### [Dataset entries]
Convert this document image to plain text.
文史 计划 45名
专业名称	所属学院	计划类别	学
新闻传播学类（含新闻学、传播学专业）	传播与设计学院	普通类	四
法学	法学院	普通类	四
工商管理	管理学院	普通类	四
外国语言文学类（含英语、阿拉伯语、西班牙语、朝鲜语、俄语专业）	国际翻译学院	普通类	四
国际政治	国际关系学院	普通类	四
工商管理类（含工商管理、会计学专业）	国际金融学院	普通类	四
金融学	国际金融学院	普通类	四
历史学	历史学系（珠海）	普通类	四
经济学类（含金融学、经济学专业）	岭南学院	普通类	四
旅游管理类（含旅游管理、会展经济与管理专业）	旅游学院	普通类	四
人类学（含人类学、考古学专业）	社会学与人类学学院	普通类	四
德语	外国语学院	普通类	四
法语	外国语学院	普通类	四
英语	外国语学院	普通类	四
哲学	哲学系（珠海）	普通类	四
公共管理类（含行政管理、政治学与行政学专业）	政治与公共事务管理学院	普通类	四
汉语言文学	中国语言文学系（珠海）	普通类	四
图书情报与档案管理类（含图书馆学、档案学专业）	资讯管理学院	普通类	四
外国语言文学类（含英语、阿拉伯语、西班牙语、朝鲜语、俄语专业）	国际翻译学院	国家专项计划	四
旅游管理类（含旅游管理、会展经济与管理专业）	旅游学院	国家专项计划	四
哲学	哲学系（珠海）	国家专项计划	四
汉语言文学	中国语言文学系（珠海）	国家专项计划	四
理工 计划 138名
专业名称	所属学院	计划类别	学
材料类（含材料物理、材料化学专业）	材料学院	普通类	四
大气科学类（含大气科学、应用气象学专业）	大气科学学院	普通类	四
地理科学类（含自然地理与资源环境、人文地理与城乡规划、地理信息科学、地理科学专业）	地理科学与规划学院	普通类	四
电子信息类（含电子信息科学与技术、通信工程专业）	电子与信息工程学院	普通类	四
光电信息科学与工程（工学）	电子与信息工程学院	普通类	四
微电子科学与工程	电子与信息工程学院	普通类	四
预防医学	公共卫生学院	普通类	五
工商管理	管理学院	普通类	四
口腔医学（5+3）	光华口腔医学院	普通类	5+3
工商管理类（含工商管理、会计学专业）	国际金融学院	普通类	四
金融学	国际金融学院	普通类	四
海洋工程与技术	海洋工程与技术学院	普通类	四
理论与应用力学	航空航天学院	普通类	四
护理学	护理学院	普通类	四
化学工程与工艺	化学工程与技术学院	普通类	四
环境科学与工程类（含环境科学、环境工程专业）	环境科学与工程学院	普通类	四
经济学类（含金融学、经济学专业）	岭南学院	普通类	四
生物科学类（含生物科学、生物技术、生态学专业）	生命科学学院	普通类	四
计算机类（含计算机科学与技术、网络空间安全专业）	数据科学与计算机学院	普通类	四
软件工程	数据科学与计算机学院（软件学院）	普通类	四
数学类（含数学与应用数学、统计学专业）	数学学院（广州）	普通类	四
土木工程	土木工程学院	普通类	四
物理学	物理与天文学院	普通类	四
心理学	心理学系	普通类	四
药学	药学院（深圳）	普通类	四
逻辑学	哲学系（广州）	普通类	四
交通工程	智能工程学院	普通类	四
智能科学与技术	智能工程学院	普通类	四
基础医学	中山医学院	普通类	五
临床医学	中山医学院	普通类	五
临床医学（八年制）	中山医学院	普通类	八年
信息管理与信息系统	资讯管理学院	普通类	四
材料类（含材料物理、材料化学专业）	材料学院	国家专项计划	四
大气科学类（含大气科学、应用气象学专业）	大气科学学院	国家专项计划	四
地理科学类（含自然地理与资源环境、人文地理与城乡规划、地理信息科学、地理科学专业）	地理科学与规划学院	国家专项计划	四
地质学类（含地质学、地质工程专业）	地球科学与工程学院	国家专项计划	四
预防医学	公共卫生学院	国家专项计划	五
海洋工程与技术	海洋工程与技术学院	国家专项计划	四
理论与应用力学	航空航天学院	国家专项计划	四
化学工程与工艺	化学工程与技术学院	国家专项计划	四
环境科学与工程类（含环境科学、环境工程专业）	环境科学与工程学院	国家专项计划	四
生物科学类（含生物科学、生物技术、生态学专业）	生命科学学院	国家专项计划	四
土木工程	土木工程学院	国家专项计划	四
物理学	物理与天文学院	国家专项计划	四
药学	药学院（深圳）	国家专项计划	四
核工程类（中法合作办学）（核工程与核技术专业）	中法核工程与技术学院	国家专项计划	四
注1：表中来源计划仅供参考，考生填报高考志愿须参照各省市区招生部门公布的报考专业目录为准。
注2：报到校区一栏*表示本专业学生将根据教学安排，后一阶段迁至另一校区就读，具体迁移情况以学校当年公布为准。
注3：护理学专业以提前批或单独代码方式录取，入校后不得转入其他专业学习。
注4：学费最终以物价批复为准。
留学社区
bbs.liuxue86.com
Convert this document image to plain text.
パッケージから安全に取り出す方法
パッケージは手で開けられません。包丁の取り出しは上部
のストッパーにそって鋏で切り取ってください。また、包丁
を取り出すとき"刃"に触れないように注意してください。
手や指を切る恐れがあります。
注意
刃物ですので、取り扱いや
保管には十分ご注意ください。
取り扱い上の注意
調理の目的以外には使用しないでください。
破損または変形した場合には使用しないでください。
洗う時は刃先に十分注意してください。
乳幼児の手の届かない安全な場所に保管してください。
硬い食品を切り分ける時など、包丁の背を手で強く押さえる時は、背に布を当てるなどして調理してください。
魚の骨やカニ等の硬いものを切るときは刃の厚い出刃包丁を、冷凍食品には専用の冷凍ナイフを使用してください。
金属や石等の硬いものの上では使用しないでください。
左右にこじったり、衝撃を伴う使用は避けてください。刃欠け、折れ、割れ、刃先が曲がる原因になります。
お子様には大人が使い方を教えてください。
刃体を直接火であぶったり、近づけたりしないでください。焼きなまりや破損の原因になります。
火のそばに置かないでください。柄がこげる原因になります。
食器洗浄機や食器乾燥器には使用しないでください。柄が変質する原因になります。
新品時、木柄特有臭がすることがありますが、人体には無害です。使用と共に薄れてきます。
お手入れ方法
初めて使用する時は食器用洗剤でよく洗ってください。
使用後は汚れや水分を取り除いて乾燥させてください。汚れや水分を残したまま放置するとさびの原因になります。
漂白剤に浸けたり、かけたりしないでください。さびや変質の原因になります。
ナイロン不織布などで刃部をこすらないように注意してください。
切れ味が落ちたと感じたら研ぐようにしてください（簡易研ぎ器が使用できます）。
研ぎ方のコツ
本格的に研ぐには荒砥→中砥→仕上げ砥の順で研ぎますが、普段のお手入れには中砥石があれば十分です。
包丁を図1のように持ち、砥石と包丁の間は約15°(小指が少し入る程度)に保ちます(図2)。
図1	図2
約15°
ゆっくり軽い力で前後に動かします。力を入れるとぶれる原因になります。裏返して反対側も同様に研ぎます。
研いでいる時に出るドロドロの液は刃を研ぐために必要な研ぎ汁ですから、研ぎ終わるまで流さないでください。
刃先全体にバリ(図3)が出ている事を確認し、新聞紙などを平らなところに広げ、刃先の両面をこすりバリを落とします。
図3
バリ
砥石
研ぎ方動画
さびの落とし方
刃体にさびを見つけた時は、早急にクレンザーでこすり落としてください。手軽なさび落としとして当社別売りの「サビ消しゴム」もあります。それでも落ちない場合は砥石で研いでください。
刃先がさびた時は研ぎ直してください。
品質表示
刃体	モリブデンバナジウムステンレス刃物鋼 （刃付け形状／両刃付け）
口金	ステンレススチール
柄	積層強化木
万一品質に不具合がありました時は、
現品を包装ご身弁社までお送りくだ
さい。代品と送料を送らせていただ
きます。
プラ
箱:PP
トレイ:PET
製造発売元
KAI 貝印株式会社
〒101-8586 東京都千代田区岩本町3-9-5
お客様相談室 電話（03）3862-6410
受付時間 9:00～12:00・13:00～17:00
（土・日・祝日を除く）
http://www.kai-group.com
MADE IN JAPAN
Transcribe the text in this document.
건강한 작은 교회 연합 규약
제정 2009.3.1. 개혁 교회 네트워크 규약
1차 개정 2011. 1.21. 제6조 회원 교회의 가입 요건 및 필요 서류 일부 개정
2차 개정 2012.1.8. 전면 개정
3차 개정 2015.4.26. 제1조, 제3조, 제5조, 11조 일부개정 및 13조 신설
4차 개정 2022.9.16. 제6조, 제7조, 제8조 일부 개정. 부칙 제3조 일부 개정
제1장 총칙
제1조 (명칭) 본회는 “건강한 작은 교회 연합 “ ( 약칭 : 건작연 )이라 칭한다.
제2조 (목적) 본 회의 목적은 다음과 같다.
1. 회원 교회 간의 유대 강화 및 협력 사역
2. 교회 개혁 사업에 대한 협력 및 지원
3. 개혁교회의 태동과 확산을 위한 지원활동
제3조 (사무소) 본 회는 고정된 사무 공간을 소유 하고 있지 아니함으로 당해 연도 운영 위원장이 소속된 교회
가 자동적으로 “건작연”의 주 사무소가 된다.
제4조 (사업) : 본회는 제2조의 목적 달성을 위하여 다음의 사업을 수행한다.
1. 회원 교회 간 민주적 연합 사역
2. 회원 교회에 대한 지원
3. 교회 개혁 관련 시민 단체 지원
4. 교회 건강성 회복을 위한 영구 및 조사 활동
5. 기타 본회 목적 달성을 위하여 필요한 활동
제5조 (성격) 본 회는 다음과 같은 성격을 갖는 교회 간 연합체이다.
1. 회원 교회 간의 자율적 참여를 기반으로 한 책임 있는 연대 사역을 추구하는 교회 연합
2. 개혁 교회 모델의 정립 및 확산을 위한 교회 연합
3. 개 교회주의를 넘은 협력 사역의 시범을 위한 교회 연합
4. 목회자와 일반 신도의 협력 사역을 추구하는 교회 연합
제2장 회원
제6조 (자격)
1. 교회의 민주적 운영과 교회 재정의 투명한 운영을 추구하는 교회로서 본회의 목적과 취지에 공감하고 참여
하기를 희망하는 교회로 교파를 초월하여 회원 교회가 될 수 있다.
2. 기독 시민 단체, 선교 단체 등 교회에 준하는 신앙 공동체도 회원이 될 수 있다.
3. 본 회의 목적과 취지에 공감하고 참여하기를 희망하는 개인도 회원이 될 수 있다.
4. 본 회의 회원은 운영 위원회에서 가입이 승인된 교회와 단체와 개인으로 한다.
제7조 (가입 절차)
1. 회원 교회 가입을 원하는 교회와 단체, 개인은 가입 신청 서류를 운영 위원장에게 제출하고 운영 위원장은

### [Short problem]
In the records above, locate the lines holding the word "含生物科学". Copy each of them.

### [Result below]
生物科学类（含生物科学、生物技术、生态学专业）	生命科学学院	普通类	四
生物科学类（含生物科学、生物技术、生态学专业）	生命科学学院	国家专项计划	四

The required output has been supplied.